## Begin Record list
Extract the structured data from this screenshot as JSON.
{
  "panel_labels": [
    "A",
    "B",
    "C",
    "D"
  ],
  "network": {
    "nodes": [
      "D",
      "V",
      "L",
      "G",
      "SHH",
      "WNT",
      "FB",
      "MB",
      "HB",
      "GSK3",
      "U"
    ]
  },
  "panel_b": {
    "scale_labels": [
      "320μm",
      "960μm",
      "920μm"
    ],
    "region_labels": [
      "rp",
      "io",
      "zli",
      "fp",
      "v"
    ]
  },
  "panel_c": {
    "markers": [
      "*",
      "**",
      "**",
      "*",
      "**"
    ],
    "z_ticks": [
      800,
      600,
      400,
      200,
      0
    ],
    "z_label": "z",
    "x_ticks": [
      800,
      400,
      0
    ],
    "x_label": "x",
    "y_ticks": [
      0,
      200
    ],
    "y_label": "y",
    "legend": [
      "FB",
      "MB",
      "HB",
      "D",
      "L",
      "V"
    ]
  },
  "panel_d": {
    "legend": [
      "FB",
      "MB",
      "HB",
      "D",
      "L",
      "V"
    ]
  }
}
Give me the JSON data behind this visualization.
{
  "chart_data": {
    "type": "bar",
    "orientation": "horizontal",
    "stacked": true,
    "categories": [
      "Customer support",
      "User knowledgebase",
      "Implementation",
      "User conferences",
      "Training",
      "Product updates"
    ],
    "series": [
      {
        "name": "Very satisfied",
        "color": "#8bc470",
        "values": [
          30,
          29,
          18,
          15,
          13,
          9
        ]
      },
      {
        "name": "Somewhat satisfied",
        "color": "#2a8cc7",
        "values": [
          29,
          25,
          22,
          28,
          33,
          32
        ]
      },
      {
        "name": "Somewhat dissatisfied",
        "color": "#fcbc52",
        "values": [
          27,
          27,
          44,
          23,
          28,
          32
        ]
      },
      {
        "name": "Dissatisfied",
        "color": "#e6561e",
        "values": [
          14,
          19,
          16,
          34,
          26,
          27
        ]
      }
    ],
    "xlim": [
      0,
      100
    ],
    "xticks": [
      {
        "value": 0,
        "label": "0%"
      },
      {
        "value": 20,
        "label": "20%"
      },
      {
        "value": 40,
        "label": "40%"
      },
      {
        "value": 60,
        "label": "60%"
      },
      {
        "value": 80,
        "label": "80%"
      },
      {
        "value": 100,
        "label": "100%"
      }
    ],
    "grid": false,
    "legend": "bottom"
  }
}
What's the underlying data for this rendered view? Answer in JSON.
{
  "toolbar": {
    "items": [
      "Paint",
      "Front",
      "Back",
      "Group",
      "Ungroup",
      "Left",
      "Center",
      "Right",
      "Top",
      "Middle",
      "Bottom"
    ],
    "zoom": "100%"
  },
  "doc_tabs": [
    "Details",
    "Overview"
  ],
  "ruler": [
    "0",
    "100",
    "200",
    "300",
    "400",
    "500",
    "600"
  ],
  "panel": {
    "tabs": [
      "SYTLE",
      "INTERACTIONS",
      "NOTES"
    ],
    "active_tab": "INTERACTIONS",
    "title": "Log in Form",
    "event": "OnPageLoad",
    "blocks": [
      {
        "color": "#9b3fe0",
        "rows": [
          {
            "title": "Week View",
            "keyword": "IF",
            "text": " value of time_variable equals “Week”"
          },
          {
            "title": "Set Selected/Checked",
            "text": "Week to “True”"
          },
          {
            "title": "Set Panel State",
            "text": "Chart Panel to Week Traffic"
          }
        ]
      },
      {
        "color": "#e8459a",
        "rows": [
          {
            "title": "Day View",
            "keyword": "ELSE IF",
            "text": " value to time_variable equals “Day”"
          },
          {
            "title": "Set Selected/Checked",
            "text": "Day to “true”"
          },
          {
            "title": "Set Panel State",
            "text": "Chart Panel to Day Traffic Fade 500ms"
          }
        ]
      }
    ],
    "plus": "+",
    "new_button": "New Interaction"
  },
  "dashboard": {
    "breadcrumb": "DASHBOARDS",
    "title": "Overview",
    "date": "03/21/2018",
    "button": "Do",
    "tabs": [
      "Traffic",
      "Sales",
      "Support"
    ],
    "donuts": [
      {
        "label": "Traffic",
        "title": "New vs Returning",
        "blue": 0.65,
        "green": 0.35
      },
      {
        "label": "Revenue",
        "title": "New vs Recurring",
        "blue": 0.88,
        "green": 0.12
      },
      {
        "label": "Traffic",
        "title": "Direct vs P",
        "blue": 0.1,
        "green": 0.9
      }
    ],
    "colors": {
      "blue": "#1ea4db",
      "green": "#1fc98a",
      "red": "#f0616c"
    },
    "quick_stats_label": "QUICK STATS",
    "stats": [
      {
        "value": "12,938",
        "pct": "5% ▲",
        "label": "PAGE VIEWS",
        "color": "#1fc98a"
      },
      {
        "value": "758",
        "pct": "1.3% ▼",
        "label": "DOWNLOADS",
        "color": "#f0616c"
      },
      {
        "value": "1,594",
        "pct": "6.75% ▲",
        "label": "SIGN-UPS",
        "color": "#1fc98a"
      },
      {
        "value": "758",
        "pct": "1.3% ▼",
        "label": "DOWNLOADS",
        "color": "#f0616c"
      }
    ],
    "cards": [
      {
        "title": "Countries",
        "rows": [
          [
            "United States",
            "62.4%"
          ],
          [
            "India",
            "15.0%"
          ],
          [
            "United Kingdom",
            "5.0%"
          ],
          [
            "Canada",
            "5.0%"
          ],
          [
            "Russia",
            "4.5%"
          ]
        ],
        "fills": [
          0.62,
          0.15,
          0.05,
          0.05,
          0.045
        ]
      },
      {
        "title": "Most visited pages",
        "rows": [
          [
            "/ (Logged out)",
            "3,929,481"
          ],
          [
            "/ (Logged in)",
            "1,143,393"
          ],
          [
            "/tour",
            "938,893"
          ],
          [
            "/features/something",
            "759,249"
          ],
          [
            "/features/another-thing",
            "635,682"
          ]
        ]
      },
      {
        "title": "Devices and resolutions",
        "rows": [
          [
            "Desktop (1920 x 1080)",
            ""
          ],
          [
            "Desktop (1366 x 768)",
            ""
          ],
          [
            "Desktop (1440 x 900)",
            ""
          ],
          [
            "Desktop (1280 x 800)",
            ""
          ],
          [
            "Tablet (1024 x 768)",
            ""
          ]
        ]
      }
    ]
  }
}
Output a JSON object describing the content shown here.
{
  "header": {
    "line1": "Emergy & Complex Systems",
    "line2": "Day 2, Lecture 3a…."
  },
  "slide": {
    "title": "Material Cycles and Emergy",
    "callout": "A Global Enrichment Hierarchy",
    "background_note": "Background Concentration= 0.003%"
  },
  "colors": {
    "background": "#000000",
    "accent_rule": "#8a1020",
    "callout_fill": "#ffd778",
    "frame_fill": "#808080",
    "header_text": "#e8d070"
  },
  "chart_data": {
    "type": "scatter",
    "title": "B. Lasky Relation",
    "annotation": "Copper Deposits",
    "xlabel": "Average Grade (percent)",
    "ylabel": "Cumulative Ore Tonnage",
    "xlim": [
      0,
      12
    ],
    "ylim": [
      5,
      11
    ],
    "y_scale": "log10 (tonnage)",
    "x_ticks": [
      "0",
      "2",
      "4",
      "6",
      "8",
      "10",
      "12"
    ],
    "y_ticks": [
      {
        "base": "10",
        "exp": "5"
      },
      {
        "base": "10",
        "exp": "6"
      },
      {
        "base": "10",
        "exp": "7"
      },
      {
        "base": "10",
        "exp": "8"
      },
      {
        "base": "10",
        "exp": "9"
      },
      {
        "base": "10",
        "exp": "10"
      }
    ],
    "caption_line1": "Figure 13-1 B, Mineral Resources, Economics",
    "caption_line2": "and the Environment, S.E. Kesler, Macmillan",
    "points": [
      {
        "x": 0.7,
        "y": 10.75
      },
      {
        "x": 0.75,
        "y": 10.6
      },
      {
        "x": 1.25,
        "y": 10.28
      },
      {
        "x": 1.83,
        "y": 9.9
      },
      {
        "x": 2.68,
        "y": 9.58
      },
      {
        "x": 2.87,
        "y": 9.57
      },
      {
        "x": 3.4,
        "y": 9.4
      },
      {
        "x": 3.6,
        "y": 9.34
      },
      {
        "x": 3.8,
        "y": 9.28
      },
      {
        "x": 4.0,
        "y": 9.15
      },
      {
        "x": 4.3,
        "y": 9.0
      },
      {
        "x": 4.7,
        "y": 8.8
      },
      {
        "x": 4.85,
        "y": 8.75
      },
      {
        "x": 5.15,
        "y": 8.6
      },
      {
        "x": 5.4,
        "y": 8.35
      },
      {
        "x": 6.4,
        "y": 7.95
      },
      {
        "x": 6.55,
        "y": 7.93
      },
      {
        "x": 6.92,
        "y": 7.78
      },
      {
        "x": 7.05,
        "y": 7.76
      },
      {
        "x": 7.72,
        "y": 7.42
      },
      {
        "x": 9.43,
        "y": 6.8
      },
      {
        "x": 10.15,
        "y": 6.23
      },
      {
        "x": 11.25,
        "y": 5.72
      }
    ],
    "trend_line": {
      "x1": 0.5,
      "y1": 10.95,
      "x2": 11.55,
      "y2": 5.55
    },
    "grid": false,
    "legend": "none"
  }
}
## End Record list
Exercise directions. Search the listing above for the string "Desktop". Copy every line that contains it.

Final answer.
            "Desktop (1920 x 1080)",
            "Desktop (1366 x 768)",
            "Desktop (1440 x 900)",
            "Desktop (1280 x 800)",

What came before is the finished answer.